WHAT NEEDS TO BE DONE:
Look through the entries below, please, and copy every line with the word "title".

.....

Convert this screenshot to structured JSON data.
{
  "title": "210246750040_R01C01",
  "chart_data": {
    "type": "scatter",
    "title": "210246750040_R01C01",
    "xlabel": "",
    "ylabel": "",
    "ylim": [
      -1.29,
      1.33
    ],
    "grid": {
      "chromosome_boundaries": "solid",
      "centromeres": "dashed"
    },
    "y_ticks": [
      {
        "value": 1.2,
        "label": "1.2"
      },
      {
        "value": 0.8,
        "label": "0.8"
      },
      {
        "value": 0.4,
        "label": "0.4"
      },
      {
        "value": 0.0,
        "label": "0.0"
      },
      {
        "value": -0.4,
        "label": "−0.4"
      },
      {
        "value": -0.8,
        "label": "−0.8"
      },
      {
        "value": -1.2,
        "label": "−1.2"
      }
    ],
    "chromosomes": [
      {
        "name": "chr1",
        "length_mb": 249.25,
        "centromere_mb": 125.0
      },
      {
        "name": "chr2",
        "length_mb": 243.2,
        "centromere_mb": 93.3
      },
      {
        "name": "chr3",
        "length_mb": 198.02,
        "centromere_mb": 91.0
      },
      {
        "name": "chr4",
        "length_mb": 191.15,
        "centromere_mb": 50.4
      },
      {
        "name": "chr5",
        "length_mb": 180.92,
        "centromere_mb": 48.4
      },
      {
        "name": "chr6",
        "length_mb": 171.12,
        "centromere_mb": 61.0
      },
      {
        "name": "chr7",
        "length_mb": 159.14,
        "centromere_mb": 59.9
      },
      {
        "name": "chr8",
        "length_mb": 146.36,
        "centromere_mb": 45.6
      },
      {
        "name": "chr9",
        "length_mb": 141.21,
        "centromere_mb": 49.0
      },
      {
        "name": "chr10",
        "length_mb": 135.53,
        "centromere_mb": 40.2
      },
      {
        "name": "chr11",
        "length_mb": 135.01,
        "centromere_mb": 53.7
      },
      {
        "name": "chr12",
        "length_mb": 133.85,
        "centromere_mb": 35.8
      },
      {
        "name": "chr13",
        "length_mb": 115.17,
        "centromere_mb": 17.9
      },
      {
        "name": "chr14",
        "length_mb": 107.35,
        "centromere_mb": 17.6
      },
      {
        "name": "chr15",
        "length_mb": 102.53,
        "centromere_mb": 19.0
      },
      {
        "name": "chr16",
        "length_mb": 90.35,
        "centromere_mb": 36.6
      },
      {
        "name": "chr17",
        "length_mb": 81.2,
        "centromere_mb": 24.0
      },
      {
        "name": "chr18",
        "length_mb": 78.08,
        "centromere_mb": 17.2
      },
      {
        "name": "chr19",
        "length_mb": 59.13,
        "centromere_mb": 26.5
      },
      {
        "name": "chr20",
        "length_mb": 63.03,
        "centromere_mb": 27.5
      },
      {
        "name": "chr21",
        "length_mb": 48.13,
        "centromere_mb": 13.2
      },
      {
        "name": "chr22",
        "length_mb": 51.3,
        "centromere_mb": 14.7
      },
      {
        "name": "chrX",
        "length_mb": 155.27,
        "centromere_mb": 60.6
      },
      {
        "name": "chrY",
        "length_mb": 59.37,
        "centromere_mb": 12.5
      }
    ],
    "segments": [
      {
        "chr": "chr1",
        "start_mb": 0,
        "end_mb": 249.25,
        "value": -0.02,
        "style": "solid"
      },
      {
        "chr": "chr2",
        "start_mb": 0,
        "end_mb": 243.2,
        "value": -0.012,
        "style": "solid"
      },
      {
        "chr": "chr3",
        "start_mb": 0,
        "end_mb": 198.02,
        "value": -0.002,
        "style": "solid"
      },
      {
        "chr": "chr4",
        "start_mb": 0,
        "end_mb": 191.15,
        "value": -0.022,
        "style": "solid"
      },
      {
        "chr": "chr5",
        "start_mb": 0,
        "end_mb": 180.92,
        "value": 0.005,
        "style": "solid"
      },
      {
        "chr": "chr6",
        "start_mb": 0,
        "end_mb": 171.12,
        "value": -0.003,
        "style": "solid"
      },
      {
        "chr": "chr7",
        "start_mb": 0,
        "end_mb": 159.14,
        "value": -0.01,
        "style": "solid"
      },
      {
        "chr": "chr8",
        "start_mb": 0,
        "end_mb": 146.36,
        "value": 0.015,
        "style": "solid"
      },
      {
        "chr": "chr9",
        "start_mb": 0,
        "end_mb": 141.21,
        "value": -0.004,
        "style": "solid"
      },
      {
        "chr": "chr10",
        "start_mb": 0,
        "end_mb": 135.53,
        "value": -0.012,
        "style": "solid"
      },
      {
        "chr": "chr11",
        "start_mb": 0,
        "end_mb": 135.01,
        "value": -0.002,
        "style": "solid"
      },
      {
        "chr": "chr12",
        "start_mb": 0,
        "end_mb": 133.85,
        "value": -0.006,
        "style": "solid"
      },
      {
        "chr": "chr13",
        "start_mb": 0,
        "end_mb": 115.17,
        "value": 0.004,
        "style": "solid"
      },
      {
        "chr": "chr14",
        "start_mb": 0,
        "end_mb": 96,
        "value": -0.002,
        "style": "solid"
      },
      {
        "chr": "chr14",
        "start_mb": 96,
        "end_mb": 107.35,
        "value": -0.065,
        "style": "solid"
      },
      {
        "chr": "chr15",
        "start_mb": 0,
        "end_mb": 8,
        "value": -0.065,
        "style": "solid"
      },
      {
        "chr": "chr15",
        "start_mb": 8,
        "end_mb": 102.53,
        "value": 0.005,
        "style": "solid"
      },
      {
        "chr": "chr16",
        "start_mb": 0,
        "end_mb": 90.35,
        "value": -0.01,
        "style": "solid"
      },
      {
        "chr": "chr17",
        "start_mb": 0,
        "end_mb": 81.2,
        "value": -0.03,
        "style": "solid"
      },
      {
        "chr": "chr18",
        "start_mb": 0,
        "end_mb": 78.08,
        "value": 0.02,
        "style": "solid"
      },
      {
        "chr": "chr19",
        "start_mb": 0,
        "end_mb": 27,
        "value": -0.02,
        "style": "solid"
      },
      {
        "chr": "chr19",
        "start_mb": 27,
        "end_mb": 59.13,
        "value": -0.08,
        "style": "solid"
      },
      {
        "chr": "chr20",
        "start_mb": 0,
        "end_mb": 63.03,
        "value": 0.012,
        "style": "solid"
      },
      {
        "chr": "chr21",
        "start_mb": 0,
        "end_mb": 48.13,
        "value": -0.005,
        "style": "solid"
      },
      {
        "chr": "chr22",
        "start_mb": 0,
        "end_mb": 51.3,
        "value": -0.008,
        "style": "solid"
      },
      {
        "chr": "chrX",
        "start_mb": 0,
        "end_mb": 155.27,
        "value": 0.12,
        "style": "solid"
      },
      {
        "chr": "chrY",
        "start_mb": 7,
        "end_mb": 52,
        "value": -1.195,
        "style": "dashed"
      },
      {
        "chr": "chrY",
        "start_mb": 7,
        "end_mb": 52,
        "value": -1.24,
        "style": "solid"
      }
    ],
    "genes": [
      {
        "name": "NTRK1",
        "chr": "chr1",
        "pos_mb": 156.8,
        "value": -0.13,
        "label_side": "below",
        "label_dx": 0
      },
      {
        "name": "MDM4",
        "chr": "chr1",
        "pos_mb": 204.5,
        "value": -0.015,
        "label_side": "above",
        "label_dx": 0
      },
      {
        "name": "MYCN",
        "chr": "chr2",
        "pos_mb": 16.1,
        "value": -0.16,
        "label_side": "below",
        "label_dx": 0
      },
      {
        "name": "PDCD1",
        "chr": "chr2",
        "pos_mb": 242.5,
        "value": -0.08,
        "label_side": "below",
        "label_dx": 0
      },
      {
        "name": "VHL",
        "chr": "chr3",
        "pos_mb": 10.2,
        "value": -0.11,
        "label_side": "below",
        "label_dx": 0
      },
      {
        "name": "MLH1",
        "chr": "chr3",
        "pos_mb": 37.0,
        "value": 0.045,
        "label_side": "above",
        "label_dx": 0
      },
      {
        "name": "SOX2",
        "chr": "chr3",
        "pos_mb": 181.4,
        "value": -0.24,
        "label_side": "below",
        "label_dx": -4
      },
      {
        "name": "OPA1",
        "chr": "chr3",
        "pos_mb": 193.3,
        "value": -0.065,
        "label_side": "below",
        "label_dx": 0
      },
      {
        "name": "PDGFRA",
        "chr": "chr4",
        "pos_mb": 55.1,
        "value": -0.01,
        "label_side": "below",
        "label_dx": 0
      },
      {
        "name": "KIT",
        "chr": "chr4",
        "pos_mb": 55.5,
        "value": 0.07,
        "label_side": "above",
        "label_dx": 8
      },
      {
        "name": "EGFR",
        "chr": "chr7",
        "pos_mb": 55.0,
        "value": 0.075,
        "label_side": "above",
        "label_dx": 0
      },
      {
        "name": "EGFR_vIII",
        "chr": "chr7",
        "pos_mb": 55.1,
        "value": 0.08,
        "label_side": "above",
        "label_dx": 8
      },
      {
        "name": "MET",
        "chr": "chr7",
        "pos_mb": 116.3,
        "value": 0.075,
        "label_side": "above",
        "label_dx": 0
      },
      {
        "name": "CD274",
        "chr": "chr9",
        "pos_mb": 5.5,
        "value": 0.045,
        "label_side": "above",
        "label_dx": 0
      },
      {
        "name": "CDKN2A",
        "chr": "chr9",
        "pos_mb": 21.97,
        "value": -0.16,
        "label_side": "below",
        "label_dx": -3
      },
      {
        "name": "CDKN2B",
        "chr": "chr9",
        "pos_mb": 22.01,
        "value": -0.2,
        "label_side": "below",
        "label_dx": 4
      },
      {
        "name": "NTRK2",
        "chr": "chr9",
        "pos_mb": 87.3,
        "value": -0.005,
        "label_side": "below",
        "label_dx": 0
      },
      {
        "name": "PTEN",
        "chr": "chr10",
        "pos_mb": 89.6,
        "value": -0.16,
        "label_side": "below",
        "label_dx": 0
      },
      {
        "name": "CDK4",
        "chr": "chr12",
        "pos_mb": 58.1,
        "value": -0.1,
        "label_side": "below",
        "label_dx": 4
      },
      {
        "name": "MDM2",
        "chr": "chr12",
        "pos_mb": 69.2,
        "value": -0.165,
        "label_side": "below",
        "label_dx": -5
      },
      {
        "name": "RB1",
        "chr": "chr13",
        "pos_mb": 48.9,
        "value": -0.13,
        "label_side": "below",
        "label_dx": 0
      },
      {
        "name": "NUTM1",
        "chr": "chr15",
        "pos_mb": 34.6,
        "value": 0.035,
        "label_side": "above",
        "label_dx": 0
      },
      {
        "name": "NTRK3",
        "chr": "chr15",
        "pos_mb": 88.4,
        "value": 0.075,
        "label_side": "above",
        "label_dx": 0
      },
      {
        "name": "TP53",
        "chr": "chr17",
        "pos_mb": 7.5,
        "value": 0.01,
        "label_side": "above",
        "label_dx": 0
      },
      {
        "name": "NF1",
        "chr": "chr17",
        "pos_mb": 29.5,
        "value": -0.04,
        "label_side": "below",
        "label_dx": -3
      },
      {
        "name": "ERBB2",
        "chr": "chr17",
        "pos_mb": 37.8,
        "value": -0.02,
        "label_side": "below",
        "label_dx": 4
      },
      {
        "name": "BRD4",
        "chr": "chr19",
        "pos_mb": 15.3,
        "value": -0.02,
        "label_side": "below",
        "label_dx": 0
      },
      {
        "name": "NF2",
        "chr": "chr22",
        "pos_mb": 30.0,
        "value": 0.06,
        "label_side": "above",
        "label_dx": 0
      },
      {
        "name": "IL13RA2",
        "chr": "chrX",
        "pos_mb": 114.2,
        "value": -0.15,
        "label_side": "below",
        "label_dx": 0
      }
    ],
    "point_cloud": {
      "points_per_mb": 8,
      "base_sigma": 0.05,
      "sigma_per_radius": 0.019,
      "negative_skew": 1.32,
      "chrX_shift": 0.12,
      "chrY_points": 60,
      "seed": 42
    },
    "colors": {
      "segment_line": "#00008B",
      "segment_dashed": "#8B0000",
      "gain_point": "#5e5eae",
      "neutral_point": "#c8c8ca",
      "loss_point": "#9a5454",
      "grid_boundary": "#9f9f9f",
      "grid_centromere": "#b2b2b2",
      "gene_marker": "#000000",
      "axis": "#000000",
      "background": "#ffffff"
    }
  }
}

.....

WRITTEN RESPONSE:
  "title": "210246750040_R01C01",
    "title": "210246750040_R01C01",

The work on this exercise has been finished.